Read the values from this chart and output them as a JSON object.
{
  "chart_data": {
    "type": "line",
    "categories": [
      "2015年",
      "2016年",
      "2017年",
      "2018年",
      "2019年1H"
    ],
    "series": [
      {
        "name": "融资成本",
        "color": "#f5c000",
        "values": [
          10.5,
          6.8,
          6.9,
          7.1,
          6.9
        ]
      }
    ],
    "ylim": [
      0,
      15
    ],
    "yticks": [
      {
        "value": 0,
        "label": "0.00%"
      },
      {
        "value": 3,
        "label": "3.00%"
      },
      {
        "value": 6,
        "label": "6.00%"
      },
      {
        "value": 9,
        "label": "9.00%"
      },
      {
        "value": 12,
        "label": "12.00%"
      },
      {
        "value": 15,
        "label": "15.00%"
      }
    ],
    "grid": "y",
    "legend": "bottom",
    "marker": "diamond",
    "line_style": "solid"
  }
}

==========

* _Written task_
Single out each line of the records above with the string "label" in it, and copy it.

* _Result of this exercise_
        "label": "0.00%"
        "label": "3.00%"
        "label": "6.00%"
        "label": "9.00%"
        "label": "12.00%"
        "label": "15.00%"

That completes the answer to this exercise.